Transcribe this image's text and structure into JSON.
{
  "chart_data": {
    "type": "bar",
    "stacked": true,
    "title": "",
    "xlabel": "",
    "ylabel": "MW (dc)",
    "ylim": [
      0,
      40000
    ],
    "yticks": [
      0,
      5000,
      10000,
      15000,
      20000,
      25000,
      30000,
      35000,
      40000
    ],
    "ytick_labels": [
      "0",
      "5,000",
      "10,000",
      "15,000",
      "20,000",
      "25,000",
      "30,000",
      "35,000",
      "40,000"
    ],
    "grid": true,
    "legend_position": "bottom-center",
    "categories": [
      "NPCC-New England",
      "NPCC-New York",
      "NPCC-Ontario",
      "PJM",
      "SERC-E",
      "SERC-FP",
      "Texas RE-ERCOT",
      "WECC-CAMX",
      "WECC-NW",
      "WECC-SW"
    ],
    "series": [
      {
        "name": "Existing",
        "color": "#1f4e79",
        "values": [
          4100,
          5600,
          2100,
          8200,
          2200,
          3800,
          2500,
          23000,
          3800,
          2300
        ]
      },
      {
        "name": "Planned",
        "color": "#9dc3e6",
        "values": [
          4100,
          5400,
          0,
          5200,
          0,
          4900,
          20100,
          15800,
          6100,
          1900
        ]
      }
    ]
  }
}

* * * * * * *

**WRITTEN TASK:**
Copy in full each line that holds the word "NPCC".

**COMPLETED TASK:**
      "NPCC-New England",
      "NPCC-New York",
      "NPCC-Ontario",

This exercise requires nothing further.